* Work instructions:
For the records below, say how many lines contain the string "disclaimer". Give the number only.

* Begin Recorded data *

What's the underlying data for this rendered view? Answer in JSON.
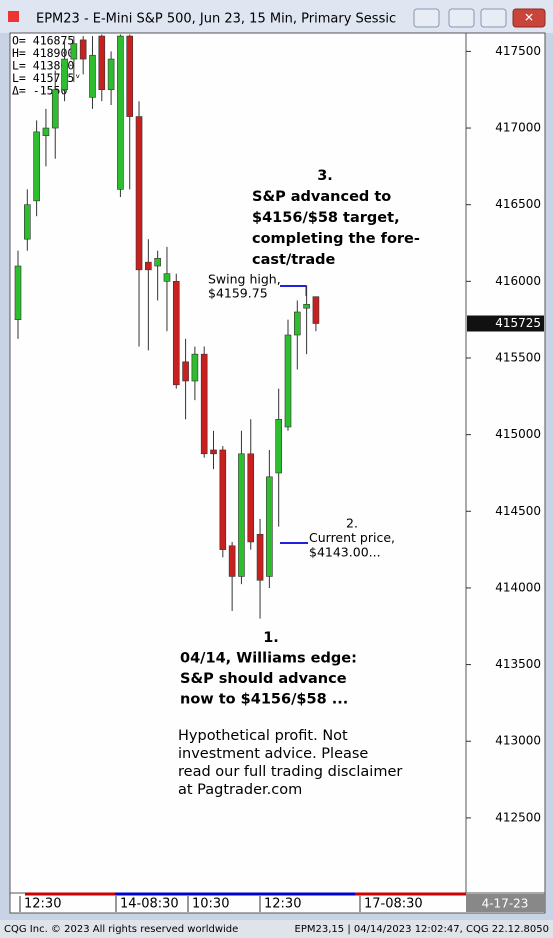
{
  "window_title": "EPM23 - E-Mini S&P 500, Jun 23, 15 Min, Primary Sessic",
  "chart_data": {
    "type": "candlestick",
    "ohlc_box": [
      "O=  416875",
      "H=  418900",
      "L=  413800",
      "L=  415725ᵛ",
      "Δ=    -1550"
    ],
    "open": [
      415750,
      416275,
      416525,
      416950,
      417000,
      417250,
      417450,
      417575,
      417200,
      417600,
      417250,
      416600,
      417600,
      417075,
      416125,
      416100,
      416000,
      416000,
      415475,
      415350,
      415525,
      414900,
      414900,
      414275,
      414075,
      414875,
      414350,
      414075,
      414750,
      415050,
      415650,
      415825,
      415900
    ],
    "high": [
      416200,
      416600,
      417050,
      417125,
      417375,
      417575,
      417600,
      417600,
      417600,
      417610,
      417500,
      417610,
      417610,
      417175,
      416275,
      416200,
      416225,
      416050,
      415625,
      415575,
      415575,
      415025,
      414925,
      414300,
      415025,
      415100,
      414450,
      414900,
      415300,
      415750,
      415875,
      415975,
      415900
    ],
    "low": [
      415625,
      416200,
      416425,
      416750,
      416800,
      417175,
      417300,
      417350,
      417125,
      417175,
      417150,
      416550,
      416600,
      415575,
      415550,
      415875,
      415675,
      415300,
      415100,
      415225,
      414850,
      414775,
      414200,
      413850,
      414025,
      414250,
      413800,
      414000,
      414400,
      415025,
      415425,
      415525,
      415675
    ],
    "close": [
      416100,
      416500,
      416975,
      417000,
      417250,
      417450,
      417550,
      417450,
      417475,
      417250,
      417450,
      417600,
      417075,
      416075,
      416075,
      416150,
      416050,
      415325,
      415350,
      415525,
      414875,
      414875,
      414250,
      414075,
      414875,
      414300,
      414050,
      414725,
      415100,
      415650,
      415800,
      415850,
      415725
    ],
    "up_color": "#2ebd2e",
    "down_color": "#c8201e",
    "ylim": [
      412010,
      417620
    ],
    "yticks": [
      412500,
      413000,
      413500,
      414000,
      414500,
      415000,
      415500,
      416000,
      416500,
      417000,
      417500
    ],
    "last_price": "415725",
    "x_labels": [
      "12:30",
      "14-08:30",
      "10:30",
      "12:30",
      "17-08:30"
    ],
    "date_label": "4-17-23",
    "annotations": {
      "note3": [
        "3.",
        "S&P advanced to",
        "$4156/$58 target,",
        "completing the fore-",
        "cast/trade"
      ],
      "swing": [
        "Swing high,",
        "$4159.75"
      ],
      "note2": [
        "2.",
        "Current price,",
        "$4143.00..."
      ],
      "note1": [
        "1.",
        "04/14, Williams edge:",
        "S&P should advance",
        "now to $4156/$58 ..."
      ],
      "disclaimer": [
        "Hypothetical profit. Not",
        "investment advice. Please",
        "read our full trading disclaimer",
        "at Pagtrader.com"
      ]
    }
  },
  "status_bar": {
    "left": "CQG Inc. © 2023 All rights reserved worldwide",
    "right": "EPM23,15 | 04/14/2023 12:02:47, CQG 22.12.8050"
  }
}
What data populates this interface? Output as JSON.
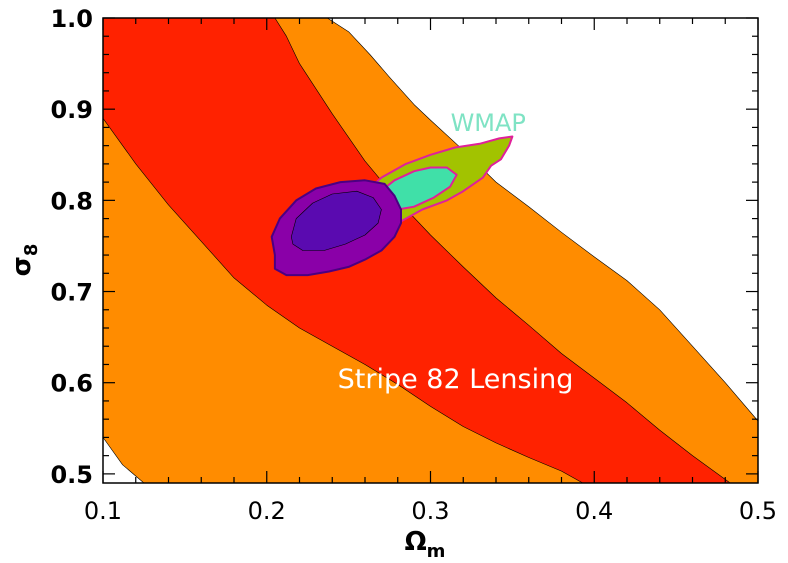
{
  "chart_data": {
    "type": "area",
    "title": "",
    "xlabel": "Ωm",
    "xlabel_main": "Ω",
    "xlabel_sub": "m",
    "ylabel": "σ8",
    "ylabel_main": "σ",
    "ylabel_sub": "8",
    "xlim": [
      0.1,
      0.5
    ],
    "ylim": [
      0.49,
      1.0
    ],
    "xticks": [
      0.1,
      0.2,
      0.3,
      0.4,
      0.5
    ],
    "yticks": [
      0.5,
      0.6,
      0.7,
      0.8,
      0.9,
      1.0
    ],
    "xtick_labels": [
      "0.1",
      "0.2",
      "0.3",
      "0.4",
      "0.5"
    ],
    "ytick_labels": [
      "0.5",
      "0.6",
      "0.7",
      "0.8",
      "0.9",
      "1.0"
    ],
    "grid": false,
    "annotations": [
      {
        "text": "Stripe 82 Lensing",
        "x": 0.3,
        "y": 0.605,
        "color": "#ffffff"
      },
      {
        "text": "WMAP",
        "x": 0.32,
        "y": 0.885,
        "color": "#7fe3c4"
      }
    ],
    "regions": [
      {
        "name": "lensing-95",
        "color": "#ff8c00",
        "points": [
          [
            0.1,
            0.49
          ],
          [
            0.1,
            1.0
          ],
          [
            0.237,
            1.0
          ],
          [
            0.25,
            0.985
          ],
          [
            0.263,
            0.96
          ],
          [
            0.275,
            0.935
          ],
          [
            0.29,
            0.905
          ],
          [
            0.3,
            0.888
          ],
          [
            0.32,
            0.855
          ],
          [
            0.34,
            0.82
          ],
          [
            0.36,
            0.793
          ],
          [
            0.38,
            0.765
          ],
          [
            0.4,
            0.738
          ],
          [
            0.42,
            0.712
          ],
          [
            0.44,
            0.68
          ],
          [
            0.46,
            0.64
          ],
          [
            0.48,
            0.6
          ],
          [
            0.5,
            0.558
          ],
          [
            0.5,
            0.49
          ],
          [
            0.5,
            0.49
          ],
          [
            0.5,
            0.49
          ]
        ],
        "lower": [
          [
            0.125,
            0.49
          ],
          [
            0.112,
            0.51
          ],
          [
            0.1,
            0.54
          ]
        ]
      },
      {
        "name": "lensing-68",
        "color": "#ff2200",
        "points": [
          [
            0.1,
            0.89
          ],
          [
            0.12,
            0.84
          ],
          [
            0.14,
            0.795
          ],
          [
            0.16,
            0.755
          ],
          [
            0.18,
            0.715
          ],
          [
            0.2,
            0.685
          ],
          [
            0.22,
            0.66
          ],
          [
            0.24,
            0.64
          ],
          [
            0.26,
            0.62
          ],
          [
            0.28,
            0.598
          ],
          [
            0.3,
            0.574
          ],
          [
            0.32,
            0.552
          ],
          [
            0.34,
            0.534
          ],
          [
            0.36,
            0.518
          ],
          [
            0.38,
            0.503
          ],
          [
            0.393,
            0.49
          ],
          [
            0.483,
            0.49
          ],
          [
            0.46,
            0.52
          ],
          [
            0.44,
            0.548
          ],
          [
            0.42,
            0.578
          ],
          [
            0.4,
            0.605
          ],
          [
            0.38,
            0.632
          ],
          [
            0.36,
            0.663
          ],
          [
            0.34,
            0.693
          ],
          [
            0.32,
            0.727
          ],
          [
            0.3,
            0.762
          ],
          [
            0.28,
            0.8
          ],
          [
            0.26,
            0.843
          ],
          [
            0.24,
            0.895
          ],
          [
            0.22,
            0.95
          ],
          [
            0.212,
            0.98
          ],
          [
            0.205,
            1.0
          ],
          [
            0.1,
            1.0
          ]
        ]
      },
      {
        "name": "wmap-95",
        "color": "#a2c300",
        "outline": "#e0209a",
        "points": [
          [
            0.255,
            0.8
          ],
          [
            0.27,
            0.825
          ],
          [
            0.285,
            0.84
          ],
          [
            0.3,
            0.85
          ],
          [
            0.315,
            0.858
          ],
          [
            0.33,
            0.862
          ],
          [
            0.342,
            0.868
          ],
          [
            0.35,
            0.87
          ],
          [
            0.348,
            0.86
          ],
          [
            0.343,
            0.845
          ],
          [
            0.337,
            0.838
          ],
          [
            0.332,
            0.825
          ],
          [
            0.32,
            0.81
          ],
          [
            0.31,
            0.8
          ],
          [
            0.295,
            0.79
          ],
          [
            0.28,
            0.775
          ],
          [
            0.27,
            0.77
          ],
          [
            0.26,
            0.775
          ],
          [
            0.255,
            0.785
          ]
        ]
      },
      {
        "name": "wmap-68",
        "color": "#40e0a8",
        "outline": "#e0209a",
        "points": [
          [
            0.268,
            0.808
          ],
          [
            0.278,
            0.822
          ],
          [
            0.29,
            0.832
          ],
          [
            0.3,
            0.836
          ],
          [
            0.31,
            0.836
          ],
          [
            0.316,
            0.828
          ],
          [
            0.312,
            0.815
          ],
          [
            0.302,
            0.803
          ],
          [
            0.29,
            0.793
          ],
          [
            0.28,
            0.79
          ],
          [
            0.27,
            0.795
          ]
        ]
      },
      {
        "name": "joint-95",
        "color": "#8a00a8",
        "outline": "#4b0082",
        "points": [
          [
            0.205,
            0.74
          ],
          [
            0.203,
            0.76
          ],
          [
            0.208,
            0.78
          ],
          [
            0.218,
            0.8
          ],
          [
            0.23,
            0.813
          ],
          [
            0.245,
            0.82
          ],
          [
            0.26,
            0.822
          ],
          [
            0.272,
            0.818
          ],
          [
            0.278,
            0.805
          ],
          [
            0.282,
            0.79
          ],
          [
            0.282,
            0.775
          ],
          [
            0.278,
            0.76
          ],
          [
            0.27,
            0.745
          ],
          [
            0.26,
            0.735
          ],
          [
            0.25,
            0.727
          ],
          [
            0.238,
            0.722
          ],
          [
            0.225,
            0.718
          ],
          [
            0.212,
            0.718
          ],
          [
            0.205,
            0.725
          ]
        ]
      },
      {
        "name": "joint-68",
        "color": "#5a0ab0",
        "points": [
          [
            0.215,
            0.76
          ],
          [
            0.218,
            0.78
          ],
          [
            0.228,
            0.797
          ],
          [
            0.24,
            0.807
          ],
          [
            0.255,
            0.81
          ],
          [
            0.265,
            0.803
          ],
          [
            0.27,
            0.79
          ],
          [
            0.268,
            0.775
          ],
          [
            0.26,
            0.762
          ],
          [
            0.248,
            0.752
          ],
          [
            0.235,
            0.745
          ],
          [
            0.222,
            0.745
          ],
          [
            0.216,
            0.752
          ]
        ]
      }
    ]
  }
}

* End Recorded data *
* Begin Recorded data *

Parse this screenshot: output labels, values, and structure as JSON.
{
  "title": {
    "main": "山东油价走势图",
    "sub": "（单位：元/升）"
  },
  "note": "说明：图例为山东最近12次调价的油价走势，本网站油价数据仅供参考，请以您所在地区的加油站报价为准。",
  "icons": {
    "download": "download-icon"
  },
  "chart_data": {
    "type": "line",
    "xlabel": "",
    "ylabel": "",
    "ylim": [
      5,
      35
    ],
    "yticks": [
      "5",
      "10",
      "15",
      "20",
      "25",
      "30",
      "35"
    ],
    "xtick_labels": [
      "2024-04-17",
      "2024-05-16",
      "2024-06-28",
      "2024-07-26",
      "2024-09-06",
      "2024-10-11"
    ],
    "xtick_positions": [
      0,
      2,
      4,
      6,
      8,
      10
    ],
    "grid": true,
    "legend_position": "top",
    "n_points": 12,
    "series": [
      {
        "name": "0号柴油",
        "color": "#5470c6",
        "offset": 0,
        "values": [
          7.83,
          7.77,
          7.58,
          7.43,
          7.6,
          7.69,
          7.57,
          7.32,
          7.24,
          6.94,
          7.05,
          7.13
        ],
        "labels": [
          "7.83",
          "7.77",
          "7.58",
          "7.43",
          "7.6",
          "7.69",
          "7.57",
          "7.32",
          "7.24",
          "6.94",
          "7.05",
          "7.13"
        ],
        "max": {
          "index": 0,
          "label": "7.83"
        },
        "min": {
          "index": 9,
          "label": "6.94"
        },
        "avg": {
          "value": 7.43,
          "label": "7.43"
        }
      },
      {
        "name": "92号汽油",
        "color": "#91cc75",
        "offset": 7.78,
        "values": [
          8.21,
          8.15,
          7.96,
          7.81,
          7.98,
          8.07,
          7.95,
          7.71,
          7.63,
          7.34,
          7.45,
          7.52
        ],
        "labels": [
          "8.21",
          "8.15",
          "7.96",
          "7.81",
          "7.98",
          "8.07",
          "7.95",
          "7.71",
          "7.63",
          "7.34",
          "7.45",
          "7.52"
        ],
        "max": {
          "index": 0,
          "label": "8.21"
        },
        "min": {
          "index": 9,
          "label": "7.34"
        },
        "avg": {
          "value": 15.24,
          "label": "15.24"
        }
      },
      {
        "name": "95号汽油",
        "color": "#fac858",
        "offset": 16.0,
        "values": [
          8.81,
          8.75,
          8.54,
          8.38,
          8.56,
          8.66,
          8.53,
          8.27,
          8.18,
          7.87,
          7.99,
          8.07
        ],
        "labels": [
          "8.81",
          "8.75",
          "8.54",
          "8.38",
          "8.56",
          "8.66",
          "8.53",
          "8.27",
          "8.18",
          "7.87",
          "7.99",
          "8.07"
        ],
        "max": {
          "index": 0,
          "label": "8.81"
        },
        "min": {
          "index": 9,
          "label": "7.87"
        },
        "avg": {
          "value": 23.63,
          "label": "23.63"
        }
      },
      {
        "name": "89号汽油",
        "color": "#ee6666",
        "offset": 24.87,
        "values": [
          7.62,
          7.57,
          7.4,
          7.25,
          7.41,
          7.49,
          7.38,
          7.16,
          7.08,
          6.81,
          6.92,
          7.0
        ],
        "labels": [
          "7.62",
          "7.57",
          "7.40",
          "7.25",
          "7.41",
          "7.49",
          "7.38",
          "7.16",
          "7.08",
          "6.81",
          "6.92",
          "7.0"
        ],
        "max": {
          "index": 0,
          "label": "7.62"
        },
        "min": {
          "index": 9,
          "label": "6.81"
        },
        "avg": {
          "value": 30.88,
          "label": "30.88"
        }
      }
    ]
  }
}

* End Recorded data *
* Begin Recorded data *

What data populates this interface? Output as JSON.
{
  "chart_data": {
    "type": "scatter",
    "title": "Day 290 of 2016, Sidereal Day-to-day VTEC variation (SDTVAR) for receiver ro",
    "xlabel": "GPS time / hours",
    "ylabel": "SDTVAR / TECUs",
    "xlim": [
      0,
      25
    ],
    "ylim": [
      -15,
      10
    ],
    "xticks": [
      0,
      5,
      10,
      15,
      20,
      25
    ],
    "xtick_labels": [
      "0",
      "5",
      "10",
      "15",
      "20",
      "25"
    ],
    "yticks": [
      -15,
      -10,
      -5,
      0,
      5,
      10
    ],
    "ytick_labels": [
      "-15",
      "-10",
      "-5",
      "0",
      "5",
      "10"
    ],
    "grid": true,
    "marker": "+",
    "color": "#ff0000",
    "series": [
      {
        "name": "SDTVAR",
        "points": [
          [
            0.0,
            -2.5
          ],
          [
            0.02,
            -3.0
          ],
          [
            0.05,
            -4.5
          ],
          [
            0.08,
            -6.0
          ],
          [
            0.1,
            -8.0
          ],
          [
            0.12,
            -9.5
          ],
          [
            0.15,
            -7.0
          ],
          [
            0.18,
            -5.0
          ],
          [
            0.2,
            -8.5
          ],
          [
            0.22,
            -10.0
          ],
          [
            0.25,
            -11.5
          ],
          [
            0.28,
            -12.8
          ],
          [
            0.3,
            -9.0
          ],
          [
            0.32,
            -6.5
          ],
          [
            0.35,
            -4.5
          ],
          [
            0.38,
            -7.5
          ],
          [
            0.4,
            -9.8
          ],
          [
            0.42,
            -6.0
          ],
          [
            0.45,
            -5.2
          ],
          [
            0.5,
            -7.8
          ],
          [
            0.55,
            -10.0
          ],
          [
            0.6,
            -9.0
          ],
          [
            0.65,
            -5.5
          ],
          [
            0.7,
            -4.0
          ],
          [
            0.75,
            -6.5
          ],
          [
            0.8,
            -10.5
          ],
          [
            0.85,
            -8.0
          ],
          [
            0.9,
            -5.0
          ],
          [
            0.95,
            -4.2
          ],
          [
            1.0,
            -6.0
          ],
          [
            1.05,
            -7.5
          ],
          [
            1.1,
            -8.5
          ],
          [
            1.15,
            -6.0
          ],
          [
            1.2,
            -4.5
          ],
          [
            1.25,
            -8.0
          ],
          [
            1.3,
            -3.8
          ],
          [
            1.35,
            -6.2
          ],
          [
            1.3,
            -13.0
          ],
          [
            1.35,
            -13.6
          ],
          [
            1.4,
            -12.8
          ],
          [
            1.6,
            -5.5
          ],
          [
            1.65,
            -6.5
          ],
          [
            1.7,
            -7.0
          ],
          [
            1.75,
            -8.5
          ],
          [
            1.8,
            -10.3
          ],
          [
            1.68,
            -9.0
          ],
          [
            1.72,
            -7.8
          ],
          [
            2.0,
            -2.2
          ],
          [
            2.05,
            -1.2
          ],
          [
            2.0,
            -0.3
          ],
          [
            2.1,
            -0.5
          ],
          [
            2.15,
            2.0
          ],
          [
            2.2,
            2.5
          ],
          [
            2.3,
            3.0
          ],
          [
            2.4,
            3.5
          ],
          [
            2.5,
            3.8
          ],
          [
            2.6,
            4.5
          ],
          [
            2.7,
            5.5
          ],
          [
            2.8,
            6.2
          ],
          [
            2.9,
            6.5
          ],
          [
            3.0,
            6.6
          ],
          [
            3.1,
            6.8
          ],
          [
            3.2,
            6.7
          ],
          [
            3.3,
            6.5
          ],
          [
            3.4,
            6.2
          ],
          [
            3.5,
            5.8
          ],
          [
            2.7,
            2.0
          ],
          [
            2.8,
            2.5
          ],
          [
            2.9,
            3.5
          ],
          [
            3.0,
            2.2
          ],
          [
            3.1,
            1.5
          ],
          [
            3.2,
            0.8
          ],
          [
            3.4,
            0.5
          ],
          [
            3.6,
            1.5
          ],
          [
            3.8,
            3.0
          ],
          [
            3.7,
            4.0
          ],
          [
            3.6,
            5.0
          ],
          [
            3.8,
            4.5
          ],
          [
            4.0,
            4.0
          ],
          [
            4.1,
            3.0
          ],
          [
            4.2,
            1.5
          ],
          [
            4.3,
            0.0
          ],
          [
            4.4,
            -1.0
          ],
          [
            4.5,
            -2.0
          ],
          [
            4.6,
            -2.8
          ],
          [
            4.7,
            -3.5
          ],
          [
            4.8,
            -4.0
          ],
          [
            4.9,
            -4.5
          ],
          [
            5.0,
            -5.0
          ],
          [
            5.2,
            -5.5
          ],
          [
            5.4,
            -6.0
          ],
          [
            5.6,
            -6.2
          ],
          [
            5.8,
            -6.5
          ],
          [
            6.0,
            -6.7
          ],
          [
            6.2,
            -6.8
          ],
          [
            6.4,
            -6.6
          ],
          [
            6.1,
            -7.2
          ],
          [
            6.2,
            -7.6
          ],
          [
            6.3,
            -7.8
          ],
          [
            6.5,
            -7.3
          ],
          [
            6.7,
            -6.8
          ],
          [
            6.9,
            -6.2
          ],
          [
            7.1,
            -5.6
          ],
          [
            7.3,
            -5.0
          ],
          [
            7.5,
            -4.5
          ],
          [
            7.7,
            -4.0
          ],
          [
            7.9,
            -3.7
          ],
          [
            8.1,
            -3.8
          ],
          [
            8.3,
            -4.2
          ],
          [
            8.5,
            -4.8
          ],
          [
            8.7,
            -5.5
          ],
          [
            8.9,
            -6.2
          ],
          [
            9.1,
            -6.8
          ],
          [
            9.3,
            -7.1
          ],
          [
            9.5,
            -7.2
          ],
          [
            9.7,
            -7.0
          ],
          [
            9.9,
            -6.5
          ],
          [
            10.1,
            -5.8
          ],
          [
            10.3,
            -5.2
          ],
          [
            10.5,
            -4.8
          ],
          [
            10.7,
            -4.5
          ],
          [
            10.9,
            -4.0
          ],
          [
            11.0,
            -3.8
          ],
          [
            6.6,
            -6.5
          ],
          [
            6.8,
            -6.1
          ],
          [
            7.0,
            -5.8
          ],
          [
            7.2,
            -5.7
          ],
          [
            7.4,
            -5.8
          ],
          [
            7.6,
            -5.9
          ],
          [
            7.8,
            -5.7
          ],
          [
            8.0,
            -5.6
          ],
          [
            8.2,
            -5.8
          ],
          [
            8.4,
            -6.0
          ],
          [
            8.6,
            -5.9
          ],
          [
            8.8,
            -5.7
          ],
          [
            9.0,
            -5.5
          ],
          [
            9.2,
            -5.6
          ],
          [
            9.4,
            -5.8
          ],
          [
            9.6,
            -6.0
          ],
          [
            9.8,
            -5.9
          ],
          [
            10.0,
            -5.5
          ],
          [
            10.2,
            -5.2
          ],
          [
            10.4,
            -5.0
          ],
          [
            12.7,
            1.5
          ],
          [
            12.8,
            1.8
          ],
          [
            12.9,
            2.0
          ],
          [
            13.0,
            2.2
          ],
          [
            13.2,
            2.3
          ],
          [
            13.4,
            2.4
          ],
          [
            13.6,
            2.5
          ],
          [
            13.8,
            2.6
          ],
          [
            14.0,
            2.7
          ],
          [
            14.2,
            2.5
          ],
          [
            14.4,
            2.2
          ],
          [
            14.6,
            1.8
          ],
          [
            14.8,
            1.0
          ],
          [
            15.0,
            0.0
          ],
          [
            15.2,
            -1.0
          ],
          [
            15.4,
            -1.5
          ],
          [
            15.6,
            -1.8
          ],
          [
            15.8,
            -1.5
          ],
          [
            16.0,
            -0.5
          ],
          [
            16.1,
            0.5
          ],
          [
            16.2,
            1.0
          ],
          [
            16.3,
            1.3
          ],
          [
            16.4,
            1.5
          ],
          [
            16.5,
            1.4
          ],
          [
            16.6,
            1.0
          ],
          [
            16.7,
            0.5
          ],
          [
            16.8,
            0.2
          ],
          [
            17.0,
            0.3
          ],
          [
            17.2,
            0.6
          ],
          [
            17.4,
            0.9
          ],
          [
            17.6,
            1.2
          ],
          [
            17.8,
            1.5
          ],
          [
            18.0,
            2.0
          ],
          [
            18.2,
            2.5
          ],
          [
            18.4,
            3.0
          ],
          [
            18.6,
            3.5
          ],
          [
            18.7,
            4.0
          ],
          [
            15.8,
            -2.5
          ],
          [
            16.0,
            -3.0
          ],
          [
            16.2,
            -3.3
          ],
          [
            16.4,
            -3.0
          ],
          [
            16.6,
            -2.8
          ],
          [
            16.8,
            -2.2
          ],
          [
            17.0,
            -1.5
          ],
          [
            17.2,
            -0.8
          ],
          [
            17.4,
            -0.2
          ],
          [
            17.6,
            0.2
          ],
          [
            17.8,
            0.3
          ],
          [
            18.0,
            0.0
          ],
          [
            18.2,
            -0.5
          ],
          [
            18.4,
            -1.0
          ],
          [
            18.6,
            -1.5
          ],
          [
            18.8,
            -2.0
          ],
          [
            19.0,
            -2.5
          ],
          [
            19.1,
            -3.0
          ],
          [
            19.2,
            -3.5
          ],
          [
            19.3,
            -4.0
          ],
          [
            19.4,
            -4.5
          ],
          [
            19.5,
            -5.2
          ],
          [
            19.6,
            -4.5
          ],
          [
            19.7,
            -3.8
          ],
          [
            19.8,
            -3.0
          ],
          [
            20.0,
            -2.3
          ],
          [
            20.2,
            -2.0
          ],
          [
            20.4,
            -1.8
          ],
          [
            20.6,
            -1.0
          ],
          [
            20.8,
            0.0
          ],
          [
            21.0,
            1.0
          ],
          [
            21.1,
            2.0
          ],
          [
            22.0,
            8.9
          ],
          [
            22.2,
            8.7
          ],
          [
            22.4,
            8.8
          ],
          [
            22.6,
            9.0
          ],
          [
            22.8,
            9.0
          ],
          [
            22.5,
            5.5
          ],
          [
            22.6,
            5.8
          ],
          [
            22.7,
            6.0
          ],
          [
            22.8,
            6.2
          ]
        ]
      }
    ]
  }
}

* End Recorded data *

* Solution below:
2